— Start of Text provided —
Sunday, August 21, 2011

Controversial decisions, controversial lives: this week in the book pages

On the heels of the anniversary of the Hiroshima and Nagasaki bombings, the New Republic has published a review of The Most Controversial Decision: Truman, the Atomic Bombs, and the Defeat of Japan (Cambridge University Press), by priest and historian Wilson D. Miscamble. Reviewer Barry Gewen comes away certain that "faced with the circumstances and the conditions that Truman faced, no American leader—no leader of any nation—would have decided any differently than he did." I haven't read the book, but in the spirit of a more complete commemoration, here is the full text of John Hersey's Hiroshima (first published in the New Yorker, August 31, 1946).

Also in the New Republic:
Michael Kimmage reviews Intellectuals Incorporated: Politics, Art and Ideas inside Henry Luce’s Media Empire (University of Pennsylvania Press), by Robert Vanderlan

Ellis Close and John McWhorter engage in a spirited debate (part 1, part 2, part 3) over Close's The End of Anger: A New Generation’s Take on Race and Rage (Ecco).
— End of Text provided —
Tasks to carry out
(a) Set down everything in the book pages post from "Sunday, August 21, 2011" down to "August 31, 1946).", word for word.
(b) In the book pages post, shorten the paragraph that begins "On the heels of the anniversary" and keep its main facts.
The items that come next have nothing to do with this.
— Start of Data listing —
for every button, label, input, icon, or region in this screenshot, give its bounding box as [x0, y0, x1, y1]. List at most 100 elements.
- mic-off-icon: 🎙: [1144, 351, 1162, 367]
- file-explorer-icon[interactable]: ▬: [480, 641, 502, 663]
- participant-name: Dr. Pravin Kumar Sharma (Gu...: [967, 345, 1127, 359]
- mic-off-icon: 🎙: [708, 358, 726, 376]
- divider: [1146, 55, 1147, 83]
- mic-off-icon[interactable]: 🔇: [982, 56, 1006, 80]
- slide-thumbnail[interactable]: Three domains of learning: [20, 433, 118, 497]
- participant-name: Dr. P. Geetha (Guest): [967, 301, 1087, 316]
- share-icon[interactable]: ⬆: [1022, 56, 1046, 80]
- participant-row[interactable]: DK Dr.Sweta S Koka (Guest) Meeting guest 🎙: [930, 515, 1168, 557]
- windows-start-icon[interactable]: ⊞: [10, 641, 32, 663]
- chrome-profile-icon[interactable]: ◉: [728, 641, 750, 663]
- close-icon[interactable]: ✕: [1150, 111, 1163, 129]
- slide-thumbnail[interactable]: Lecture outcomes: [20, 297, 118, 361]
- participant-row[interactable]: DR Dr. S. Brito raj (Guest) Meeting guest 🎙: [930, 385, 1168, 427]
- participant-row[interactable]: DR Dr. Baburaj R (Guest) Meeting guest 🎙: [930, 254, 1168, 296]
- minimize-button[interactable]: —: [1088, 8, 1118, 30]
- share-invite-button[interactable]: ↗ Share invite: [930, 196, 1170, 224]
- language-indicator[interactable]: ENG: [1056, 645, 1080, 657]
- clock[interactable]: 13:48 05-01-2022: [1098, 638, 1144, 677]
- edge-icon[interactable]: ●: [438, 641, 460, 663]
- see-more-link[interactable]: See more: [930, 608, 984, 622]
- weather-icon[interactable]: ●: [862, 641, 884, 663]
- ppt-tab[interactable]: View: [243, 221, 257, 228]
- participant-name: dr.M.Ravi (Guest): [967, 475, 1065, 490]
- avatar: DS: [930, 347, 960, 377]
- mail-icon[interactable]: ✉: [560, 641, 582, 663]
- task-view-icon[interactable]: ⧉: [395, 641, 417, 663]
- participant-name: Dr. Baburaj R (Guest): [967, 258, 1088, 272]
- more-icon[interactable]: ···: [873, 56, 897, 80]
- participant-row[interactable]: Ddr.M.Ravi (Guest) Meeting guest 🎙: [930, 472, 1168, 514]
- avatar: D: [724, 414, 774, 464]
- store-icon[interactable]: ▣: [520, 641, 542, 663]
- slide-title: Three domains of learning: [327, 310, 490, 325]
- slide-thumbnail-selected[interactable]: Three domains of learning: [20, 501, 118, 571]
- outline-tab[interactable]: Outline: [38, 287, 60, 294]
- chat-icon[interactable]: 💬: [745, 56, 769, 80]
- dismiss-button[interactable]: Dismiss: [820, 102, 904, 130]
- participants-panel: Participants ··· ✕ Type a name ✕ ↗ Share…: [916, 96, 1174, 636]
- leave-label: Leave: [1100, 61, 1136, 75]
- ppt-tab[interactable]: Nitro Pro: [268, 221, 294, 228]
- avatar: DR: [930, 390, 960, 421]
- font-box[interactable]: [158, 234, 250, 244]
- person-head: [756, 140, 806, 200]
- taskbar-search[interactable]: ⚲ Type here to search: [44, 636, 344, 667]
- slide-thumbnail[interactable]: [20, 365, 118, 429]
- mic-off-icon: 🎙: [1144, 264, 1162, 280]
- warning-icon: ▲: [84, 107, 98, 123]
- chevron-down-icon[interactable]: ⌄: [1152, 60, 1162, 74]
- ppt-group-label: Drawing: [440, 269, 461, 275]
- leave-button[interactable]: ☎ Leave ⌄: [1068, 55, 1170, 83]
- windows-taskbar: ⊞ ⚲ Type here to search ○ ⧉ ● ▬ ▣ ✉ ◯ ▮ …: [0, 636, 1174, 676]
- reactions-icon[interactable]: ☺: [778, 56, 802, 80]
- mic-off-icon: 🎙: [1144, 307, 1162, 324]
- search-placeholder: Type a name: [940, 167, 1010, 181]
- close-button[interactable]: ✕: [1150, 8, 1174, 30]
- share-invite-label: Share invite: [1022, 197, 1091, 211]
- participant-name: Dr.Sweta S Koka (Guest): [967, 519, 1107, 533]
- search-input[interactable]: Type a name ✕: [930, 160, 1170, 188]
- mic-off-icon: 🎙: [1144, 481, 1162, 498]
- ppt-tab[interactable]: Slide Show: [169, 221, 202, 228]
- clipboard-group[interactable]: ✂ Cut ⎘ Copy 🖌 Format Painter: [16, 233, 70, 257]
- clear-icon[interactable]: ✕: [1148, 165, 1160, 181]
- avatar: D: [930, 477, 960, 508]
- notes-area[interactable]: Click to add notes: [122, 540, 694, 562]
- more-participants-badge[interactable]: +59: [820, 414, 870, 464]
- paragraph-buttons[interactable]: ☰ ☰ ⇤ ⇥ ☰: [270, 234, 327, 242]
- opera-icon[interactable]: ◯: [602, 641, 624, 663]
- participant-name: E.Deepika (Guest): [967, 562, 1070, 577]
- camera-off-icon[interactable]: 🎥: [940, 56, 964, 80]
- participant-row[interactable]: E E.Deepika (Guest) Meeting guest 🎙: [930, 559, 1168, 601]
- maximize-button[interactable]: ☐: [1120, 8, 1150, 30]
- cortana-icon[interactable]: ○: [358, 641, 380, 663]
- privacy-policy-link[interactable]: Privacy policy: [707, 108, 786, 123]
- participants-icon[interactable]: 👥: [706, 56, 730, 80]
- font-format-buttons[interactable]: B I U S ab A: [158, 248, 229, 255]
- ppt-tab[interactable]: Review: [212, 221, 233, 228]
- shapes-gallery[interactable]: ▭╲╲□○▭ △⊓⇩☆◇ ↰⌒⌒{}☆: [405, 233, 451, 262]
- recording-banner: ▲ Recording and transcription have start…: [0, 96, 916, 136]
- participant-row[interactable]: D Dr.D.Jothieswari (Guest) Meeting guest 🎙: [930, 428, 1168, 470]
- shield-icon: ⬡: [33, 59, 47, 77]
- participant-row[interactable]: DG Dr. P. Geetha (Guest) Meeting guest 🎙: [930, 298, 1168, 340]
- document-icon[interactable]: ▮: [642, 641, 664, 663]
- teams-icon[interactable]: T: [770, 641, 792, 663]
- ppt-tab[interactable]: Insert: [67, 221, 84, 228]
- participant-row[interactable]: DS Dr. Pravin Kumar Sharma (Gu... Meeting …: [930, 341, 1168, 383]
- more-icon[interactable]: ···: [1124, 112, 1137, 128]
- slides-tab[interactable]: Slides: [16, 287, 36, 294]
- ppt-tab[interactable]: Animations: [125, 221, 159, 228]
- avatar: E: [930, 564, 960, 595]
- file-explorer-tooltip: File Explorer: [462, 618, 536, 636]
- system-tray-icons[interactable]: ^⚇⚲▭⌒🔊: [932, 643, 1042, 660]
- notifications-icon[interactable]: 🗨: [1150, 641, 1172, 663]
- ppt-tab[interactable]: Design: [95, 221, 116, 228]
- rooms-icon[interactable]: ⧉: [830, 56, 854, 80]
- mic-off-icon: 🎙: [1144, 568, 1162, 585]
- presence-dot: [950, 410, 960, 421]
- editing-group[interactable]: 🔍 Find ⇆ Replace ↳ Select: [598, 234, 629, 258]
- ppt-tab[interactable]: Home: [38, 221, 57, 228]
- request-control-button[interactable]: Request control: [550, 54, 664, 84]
— End of Data listing —
Final answers
(a)
Sunday, August 21, 2011

Controversial decisions, controversial lives: this week in the book pages

On the heels of the anniversary of the Hiroshima and Nagasaki bombings, the New Republic has published a review of The Most Controversial Decision: Truman, the Atomic Bombs, and the Defeat of Japan (Cambridge University Press), by priest and historian Wilson D. Miscamble. Reviewer Barry Gewen comes away certain that "faced with the circumstances and the conditions that Truman faced, no American leader—no leader of any nation—would have decided any differently than he did." I haven't read the book, but in the spirit of a more complete commemoration, here is the full text of John Hersey's Hiroshima (first published in the New Yorker, August 31, 1946).

(b) After the anniversary of the Hiroshima and Nagasaki bombings, the New Republic ran Barry Gewen's review of Wilson D. Miscamble's The Most Controversial Decision: Truman, the Atomic Bombs, and the Defeat of Japan (Cambridge University Press). Gewen concludes that no leader facing Truman's circumstances would have decided differently. The writer hasn't read the book but offers the full text of John Hersey's Hiroshima, first published in the New Yorker on August 31, 1946.